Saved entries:
☆ ☆ ☆ ☆ ☆ ☆ ☆
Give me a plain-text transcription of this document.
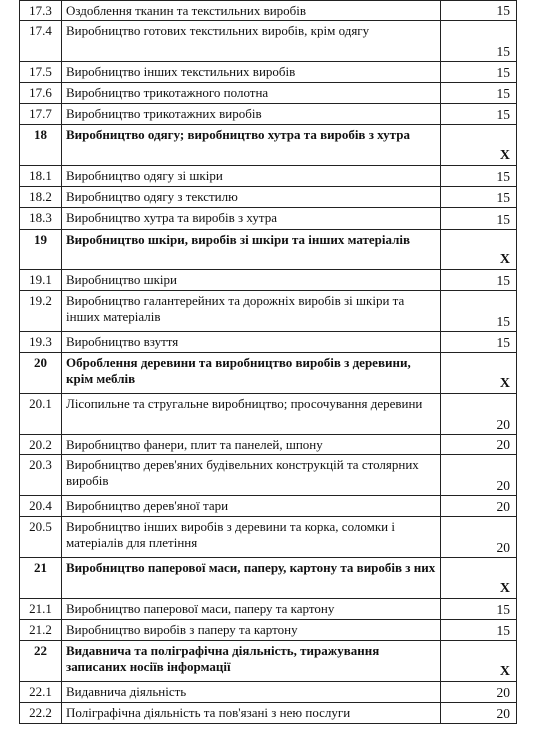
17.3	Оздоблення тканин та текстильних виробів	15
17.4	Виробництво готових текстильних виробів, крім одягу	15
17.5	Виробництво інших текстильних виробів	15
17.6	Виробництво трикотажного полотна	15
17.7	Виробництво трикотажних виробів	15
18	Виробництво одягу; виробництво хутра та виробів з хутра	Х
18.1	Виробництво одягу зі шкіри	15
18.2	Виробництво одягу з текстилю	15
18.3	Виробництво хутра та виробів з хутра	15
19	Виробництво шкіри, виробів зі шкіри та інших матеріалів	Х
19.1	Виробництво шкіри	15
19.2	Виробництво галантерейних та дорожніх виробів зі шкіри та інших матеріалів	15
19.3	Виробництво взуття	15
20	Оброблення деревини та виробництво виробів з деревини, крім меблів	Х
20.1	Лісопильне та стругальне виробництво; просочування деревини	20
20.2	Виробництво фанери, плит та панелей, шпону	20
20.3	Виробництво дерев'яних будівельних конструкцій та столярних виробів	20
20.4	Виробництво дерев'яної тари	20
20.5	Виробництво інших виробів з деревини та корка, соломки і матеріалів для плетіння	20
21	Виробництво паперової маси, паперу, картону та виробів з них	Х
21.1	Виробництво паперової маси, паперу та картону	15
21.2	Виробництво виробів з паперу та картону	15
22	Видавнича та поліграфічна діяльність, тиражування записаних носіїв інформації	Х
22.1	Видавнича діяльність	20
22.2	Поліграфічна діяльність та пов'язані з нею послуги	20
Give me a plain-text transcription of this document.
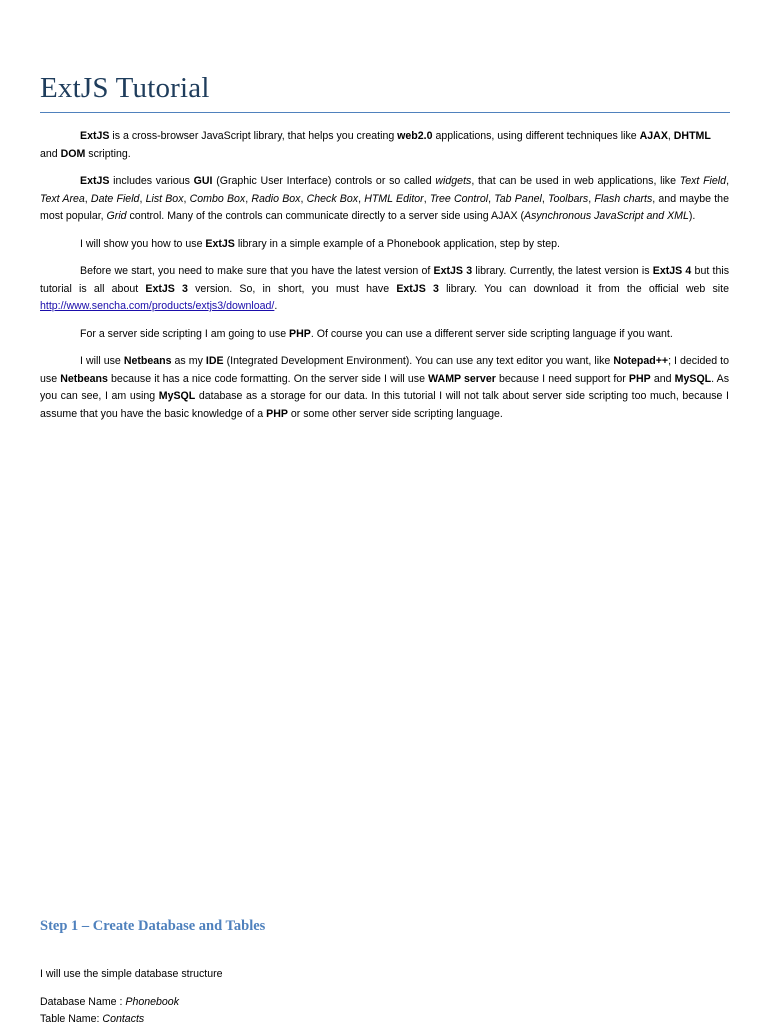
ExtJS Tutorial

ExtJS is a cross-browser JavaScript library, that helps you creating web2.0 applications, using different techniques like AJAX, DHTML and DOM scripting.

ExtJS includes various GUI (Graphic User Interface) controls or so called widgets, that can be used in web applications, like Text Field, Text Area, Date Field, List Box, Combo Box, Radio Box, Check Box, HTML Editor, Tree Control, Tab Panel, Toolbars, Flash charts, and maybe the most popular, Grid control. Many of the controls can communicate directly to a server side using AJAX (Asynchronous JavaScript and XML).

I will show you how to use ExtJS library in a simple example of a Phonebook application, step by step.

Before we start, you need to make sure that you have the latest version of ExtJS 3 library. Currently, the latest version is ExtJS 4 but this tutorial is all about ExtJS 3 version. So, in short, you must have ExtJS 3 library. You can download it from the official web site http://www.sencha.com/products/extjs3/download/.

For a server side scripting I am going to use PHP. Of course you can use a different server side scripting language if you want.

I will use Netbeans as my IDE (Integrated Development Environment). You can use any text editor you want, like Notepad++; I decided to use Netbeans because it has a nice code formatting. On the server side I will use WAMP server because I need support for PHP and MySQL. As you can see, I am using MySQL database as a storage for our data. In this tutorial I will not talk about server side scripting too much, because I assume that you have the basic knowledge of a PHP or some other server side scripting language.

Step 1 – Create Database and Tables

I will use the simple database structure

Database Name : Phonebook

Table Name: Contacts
☆ ☆ ☆ ☆ ☆ ☆ ☆
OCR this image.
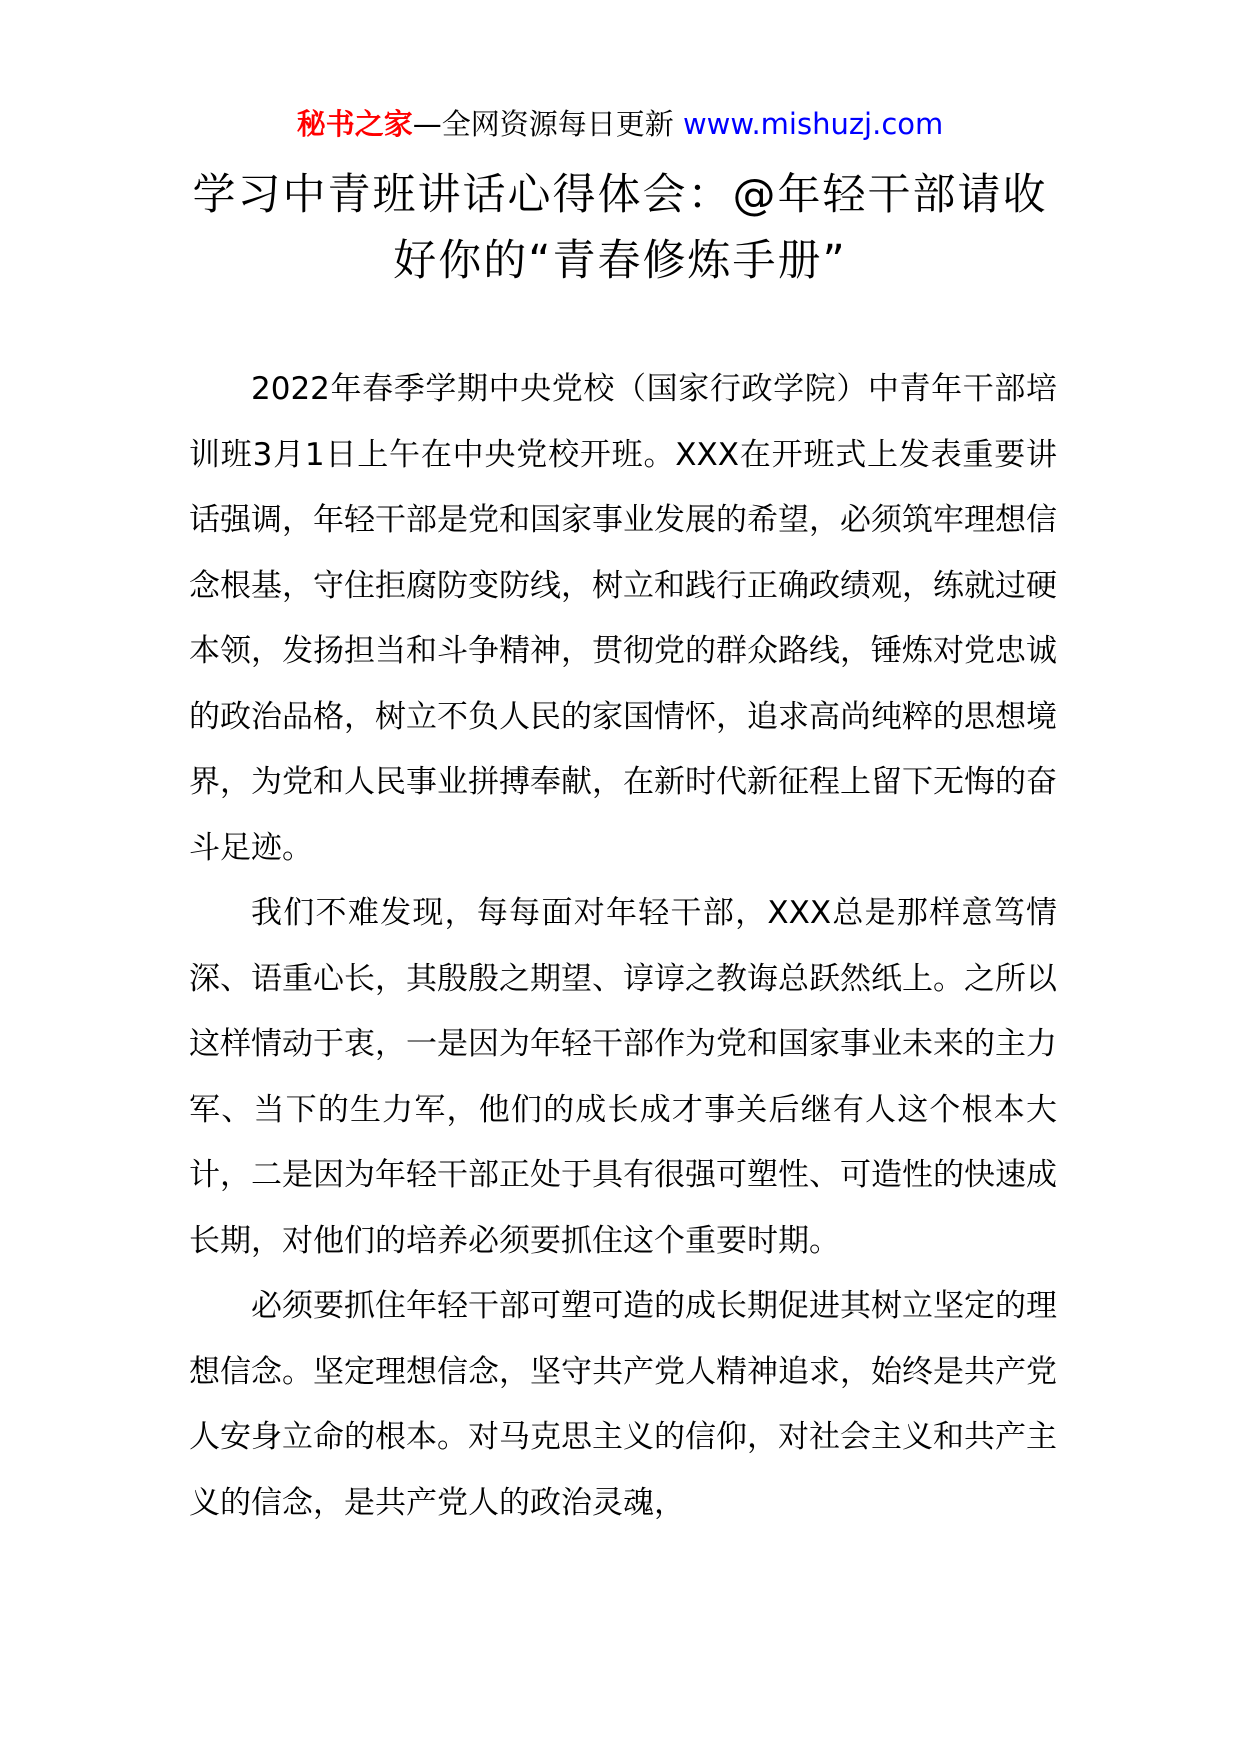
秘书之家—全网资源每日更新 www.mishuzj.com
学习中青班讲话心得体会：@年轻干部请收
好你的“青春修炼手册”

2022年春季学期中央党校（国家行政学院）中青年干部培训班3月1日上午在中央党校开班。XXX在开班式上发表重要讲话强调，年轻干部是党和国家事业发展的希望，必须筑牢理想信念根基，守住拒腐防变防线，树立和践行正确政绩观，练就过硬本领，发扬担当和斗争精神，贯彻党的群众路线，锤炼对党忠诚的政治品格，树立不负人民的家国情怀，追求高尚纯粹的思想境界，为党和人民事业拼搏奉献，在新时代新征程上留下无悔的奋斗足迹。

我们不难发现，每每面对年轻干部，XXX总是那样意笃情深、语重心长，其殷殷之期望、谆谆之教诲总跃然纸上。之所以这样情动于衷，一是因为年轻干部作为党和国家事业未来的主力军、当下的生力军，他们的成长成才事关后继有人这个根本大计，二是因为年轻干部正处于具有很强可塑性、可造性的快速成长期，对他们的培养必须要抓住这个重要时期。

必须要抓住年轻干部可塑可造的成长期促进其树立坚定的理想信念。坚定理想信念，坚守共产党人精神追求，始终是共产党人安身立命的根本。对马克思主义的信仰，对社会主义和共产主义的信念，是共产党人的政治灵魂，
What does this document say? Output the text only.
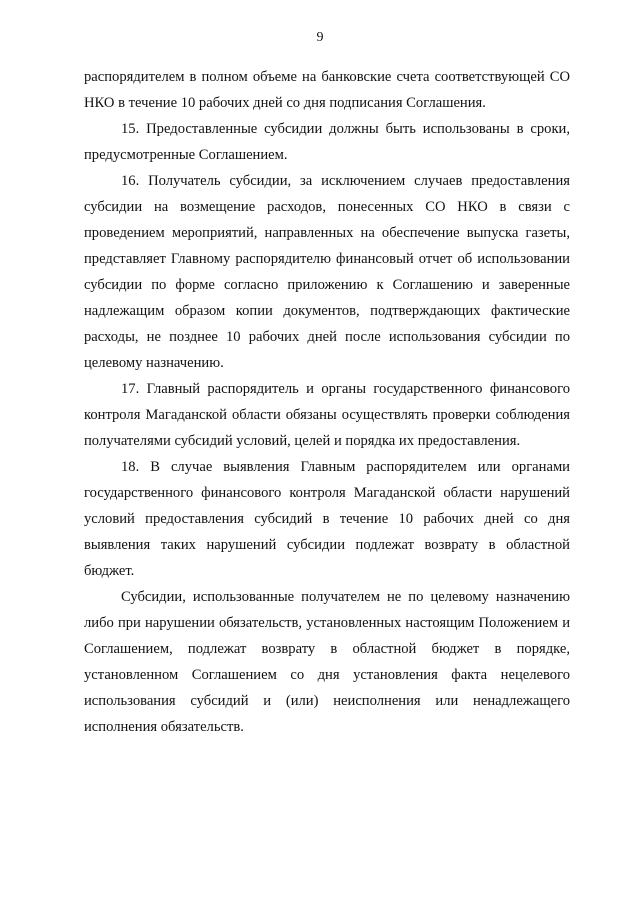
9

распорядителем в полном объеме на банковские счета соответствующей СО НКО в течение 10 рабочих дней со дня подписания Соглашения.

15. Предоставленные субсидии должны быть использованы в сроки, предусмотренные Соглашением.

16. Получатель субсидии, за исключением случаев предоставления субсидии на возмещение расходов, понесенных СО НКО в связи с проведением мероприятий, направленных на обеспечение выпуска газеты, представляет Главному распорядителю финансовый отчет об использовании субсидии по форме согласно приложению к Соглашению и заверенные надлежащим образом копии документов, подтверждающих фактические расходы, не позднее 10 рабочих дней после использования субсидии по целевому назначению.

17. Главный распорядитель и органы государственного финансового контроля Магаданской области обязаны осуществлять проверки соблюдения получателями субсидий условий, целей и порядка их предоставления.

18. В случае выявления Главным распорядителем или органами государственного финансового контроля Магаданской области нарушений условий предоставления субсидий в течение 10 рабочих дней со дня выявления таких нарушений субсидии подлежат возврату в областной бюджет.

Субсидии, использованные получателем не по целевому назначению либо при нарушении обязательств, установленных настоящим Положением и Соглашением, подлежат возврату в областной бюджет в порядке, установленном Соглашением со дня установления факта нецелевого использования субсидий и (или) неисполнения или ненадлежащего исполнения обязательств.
☆ ☆ ☆ ☆ ☆ ☆ ☆
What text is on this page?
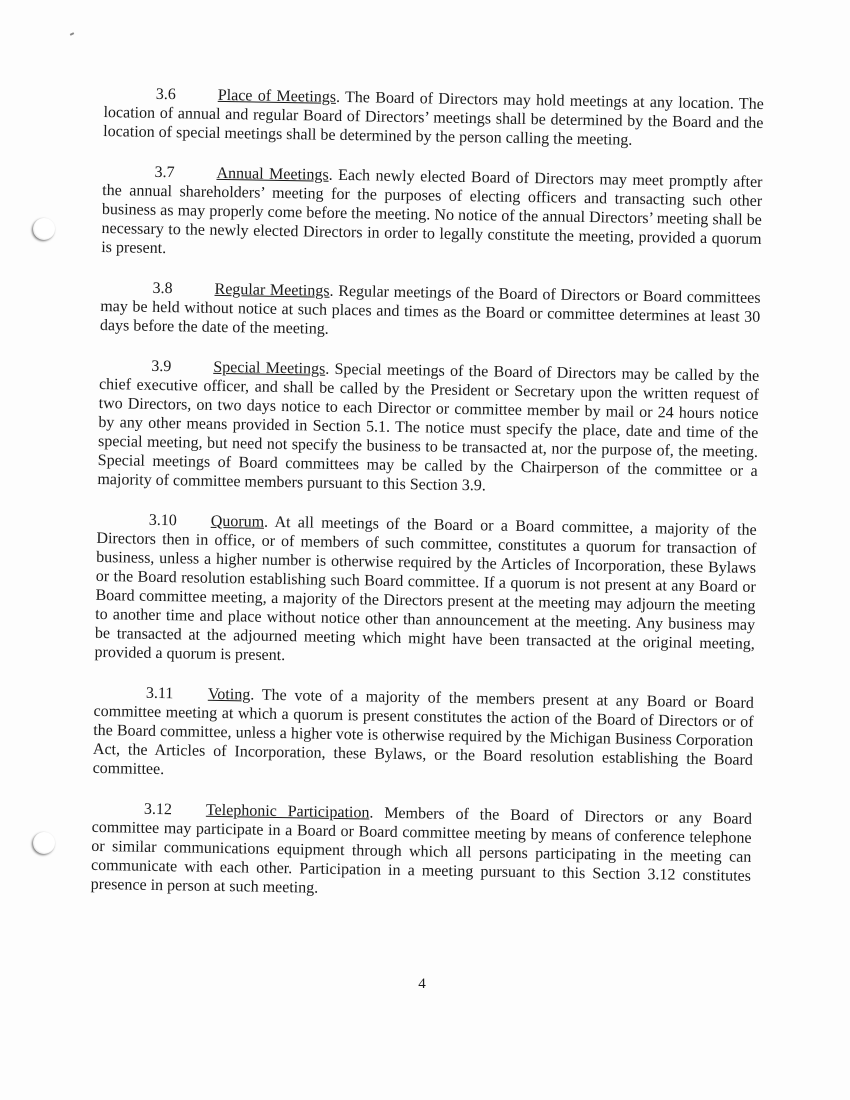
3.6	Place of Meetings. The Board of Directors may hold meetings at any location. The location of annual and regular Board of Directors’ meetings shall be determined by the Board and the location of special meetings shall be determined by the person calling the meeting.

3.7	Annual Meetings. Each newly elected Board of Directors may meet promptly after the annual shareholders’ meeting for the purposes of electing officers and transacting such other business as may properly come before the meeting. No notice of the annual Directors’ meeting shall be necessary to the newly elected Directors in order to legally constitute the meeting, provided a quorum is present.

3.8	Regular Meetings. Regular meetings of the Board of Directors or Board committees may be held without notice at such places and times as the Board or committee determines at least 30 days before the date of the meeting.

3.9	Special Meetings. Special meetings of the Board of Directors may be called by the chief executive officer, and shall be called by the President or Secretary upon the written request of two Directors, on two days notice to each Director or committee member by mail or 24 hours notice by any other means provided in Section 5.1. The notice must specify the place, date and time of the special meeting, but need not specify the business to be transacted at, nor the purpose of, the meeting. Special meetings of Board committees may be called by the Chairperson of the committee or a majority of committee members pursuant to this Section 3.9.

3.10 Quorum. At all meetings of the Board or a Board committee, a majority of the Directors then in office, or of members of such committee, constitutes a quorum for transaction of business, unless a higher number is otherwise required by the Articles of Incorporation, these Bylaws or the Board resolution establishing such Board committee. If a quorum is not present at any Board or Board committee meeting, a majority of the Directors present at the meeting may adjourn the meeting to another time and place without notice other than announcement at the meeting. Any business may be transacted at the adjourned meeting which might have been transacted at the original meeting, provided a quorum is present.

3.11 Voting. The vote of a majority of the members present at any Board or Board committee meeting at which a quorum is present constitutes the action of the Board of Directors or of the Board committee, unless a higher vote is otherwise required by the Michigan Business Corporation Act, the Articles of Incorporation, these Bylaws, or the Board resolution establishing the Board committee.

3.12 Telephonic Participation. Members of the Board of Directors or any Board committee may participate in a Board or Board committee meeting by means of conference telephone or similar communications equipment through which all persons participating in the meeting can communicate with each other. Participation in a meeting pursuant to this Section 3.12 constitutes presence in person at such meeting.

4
☆ ☆ ☆ ☆ ☆ ☆ ☆
**Given request**. Select, from the listing, all lines that include the word "деревини".

**Expected answer**.
20	Оброблення деревини та виробництво виробів з деревини, крім меблів	Х
20.1	Лісопильне та стругальне виробництво; просочування деревини	20
20.5	Виробництво інших виробів з деревини та корка, соломки і матеріалів для плетіння	20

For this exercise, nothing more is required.